### Passage shown
Gibbs phenomenon

I realized recently that I’ve written about generalized Gibbs phenomenon, but I haven’t written about its original context of Fourier series. This post will rectify that.

The image below comes from a previous post illustrating Gibbs phenomenon for a Chebyshev approximation to a step function.

Gibbs phenomena for Chebyshev interpolation

Although Gibbs phenomena comes up in many different kinds of approximation, it was first observed in Fourier series, and not by Gibbs [1]. This post will concentrate on Fourier series, and will give an example to correct some wrong conclusions one might draw about Gibbs phenomenon from the most commonly given examples.

The uniform limit of continuous function is continuous, and so the Fourier series of a function cannot converge uniformly where the function is discontinuous. But what does the Fourier series do near a discontinuity?

It’s easier to say what the Fourier series does exactly at a discontinuity. If a function is piecewise continuous, then the Fourier series at a jump discontinuity converges to the average of the limits from the left and from the right at that point.

What the Fourier series does on either side of the discontinuity is more interesting. You can see high-frequency oscillations on either side. The series will overshoot on the high side of the jump and undershoot on the low side of the jump.

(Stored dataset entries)
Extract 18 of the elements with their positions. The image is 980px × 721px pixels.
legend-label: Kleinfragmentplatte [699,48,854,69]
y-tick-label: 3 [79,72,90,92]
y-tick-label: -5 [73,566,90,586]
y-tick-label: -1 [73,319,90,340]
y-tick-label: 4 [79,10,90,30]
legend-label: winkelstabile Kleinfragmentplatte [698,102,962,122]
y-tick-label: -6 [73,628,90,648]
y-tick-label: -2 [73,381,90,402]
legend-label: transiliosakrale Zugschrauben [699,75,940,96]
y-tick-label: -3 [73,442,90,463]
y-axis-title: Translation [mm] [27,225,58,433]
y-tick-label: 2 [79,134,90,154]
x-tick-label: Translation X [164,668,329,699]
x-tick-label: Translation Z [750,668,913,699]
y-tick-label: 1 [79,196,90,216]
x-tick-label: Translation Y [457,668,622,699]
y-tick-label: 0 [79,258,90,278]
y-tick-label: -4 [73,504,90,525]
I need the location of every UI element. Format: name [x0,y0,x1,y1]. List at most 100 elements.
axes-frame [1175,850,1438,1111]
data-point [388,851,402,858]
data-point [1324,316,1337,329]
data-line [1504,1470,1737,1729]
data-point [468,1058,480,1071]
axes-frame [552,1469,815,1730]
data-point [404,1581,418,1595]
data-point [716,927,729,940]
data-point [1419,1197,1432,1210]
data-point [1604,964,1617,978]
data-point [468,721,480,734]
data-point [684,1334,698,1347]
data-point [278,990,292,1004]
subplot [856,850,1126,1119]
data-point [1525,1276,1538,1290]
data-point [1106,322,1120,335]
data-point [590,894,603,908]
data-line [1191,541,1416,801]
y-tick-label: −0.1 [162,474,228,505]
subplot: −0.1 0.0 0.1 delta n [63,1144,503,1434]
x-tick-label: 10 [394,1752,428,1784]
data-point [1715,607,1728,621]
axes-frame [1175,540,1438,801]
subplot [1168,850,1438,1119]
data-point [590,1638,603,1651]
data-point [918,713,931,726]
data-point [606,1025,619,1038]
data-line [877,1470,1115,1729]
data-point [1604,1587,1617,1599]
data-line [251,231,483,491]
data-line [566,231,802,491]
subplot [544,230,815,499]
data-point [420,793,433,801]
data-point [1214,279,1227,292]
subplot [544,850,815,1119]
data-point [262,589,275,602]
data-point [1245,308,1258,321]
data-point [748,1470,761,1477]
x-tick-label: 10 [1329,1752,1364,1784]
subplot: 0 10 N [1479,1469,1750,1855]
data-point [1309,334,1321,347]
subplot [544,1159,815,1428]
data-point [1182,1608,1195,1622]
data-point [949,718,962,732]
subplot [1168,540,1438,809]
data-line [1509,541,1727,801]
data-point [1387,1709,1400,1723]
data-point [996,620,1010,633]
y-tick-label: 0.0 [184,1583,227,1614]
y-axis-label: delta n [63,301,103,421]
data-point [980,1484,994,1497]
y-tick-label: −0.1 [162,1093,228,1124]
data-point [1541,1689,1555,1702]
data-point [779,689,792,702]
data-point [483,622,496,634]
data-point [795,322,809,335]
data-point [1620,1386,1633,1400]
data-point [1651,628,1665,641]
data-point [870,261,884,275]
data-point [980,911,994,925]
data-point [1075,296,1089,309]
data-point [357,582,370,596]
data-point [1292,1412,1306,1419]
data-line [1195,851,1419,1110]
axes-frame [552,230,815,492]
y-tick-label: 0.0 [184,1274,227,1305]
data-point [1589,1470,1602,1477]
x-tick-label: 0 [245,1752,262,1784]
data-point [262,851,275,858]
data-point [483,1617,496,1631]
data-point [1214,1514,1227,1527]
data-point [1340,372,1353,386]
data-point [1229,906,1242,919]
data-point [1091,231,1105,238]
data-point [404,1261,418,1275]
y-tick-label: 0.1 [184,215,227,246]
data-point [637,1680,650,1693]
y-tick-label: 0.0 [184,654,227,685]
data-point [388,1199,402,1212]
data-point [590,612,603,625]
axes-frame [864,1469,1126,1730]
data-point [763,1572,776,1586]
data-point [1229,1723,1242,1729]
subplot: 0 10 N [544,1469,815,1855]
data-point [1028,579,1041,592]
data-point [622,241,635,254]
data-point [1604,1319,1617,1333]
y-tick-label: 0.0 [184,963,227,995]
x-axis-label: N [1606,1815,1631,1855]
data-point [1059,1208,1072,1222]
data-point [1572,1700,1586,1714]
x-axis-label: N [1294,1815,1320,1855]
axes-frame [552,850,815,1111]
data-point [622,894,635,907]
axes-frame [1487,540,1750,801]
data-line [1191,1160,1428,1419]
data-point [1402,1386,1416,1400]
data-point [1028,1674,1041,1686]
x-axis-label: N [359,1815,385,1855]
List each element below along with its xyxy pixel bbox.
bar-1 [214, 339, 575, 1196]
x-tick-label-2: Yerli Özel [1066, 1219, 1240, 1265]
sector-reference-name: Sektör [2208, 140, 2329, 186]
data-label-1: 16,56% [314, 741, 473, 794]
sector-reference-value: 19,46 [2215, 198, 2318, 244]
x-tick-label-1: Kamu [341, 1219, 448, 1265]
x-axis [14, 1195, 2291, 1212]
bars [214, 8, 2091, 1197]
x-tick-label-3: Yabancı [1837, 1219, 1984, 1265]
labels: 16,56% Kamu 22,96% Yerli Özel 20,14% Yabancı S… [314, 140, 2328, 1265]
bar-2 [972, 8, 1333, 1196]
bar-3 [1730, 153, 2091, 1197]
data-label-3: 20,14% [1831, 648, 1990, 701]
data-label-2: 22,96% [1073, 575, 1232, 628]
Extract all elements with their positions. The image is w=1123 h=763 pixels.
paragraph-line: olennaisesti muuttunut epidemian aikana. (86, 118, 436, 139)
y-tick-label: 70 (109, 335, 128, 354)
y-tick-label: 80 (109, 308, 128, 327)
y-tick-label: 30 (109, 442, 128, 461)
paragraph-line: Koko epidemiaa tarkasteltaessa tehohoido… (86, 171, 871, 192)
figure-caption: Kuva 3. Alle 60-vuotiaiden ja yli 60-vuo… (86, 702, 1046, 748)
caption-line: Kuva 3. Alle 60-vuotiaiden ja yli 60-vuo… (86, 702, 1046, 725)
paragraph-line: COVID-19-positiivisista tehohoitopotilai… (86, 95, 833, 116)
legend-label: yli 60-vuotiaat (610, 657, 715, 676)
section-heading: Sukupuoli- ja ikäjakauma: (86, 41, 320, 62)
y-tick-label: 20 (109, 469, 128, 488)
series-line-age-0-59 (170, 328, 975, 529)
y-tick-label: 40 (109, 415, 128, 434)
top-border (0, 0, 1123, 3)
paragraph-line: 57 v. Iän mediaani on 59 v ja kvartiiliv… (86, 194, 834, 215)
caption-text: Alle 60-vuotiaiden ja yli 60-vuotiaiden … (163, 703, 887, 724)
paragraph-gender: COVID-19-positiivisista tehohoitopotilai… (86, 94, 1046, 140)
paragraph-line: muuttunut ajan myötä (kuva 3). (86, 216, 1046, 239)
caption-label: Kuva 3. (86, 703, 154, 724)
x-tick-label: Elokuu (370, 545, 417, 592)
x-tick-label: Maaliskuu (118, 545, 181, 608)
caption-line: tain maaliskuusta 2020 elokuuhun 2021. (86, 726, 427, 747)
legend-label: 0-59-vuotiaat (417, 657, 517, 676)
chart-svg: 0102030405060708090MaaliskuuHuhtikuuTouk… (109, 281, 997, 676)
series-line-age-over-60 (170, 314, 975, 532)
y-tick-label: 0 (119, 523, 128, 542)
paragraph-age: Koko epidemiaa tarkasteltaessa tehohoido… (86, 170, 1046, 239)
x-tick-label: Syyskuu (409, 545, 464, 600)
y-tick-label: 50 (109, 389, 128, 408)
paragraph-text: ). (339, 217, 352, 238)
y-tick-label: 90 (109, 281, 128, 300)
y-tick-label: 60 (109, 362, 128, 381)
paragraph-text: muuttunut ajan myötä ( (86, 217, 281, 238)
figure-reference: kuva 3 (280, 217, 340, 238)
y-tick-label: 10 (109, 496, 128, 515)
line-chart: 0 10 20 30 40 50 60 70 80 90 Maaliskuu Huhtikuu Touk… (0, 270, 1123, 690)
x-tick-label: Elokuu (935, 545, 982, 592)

### Written tasks
1. According to the Gibbs phenomenon post, what does a Fourier series do at and near a jump discontinuity? List each behavior it describes.
2. Pick up the Gibbs phenomenon post right after its last sentence and carry it forward.
These entries have no connection to the Gibbs phenomenon post.

### Responses for each task
1.
- At the jump discontinuity of a piecewise continuous function, it converges to the average of the limits from the left and from the right.
- High-frequency oscillations appear on either side of the discontinuity.
- It overshoots on the high side of the jump.
- It undershoots on the low side of the jump.

2.
The amount of overshoot and undershoot is proportional to the size of the gap, about 9% of the gap. The exact proportion, in the limit, is given by the Wilbraham-Gibbs constant

\frac{1}{\pi} \int_0^\pi \frac{\sin t}{t} \, dt - \frac{1}{2} = 0.0894898\ldots

Gibbs phenomenon is usually demonstrated with examples that have a single discontinuity at the end of their period, such as a square wave or a saw tooth wave. But Gibbs phenomenon occurs at every discontinuity, wherever located, no matter how many there are.

The following example illustrates everything we’ve talked about above. We start with the function f plotted below on [-π, π] and imagine it extended periodically.

Notice three things about f:

  1. It is continuous at the point where it repeats since it equals 0 at −π and π.
  2. It has two discontinuities inside [−π, π].
  3. One of the discontinuities is larger than the other.

The following plot shows the sum of the first 100 terms in the Fourier series for f plotted over [−2π, 2π].

Notice three things about this plot that correspond to the three observations about the function we started with:

  1. There nothing remarkable about the series at -π and π.
  2. You can see Gibbs phenomenon at the discontinuities of f.
  3. The overshoot and undershoot are larger at the larger discontinuity.

Related to the first point above, note that the derivative of f is discontinuous at the period boundary. A discontinuity in the derivative does not cause Gibbs phenomena.

Here’s a close-up plot that shows the wiggling near the discontinuities.

Gibbs phenomena for other series

[1] Henry Wilbraham first described what Josiah Gibbs discovered independently 50 years later, what we now call Gibbs phenomenon. This is an example of Stigler’s law of eponymy.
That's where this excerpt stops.